TASK OBJECTIVE:
What number of lines in the material contain the word "Daily"? Give that number alone.

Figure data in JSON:

──────────────────────────────

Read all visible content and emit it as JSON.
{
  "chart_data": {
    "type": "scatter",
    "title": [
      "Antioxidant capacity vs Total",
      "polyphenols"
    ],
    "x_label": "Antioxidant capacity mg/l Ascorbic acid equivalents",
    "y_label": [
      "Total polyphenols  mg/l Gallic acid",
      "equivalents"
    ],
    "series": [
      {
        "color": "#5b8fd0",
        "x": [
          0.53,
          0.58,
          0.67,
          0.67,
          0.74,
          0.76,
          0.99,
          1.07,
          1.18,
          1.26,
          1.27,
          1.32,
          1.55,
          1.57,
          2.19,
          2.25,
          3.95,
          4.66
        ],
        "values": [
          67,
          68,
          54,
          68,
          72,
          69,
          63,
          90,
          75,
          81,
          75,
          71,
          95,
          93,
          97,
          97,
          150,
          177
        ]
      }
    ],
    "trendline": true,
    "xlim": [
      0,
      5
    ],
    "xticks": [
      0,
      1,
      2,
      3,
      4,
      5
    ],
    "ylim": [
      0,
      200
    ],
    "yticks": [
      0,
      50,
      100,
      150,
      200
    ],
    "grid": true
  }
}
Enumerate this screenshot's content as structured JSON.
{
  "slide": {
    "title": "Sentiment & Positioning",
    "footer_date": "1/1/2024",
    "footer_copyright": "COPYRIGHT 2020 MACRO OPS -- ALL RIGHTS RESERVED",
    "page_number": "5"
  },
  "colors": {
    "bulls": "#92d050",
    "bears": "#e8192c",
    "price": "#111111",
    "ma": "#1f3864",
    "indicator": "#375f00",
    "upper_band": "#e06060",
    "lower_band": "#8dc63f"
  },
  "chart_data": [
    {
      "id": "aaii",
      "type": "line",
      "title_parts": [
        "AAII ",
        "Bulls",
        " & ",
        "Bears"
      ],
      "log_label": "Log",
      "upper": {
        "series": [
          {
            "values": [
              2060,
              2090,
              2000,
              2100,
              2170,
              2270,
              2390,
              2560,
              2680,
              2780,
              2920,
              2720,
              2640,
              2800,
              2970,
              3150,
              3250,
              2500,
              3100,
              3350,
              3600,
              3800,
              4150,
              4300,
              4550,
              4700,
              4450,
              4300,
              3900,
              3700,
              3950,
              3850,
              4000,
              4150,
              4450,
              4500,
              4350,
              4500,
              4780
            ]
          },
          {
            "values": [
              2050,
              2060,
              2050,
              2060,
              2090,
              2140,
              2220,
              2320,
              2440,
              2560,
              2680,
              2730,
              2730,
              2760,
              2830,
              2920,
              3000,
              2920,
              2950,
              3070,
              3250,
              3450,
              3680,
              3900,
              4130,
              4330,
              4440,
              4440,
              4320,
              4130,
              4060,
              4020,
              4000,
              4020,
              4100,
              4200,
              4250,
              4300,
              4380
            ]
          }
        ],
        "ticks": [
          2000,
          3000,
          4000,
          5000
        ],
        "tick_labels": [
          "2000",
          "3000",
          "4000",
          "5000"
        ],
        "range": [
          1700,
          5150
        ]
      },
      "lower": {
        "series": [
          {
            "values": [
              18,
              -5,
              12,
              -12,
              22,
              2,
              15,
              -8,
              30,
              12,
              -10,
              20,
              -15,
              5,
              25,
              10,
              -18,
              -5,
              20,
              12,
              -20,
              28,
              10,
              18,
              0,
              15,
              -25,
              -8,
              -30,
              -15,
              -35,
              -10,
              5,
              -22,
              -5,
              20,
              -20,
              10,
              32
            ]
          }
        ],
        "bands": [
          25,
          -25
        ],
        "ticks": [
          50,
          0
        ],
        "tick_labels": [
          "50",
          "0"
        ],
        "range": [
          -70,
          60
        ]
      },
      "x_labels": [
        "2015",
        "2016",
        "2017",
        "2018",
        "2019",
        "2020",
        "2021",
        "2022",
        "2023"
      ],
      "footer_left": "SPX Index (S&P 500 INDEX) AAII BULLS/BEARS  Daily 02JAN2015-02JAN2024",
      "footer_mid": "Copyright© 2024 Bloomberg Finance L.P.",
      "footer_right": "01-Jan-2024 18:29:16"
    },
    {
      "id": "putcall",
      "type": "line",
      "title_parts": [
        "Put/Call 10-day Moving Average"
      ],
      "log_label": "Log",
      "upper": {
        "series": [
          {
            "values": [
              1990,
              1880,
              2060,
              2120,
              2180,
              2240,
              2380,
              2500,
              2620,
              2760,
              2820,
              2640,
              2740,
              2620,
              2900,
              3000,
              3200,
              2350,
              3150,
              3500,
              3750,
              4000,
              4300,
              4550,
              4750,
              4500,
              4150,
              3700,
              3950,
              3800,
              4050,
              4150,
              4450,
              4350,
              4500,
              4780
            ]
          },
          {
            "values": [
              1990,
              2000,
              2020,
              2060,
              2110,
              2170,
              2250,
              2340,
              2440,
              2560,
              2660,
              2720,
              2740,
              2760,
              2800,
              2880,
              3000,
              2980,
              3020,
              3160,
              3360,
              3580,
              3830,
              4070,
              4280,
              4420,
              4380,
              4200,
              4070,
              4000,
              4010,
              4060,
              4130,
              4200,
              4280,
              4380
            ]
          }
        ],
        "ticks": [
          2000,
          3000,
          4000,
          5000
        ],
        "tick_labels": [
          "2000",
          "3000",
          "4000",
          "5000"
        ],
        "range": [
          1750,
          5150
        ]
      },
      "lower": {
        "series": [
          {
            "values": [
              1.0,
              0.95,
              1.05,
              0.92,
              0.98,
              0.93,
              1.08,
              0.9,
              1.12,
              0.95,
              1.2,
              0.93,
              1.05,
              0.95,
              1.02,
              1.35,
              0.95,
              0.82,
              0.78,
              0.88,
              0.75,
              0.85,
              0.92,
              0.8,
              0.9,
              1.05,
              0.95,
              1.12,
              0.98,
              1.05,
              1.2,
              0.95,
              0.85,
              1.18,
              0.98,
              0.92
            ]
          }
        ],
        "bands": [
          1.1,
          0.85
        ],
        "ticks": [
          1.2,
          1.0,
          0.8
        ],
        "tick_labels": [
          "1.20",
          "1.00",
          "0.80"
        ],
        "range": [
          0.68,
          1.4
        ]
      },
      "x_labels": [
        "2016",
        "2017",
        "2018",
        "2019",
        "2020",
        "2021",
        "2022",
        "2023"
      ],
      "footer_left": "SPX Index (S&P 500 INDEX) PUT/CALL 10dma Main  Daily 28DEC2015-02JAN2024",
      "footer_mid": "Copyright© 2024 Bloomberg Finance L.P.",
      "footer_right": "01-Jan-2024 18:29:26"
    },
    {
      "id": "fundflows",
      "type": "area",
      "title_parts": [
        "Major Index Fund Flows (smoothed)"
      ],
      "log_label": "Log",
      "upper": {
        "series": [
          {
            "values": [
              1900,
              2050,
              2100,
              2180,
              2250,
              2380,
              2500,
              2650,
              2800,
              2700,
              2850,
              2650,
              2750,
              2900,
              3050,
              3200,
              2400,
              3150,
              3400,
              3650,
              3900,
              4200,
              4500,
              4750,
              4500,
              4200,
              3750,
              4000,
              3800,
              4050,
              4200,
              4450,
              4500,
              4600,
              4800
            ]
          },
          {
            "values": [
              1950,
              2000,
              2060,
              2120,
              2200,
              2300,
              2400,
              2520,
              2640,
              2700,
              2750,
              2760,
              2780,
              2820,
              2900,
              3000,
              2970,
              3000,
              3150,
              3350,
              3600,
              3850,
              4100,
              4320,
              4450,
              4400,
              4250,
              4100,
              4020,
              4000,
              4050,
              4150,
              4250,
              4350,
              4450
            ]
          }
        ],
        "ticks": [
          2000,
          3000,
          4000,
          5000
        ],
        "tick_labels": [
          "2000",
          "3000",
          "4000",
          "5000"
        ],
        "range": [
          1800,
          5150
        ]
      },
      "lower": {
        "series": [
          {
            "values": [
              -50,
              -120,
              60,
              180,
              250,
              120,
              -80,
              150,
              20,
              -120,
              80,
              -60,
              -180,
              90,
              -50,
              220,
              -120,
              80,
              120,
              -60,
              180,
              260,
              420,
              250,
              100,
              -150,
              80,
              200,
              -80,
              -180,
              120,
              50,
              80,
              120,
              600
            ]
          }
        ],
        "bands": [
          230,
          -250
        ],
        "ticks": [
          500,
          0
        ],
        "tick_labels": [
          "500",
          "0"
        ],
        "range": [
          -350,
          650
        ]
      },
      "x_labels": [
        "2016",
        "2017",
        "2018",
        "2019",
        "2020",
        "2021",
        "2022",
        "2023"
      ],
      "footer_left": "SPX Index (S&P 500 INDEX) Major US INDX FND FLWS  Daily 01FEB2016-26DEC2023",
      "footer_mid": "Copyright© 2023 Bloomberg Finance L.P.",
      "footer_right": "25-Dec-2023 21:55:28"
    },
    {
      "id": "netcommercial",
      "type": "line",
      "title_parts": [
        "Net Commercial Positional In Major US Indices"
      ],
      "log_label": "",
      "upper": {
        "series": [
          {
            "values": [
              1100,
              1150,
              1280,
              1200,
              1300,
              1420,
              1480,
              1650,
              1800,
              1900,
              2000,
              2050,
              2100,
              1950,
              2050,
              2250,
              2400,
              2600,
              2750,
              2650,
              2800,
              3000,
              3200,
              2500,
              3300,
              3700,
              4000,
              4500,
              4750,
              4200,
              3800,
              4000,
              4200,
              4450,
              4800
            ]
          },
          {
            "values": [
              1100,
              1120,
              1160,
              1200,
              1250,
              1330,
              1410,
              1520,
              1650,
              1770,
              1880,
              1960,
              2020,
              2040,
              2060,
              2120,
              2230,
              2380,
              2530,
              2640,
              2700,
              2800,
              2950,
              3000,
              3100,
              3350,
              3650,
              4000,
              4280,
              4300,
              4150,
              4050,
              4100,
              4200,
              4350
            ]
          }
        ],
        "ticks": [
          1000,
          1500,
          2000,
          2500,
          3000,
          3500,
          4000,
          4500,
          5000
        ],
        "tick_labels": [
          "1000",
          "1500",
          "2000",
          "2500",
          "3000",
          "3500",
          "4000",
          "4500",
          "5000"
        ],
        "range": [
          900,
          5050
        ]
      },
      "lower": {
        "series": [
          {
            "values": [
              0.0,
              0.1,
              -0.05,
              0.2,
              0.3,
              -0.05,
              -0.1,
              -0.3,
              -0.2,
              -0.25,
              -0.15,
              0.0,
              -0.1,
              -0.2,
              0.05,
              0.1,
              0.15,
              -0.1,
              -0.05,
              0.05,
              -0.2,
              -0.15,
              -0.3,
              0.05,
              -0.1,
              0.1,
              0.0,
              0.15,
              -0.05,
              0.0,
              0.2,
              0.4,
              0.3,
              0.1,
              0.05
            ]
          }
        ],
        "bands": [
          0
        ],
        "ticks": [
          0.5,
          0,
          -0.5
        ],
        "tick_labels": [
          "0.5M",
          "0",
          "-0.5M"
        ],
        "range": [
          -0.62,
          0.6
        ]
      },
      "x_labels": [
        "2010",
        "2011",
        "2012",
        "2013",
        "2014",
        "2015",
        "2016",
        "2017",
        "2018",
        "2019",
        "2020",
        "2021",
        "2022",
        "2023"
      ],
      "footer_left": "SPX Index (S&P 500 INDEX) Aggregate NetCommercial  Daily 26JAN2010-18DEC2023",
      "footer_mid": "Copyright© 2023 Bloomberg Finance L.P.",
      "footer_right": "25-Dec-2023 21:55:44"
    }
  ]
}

──────────────────────────────

RESULT:
4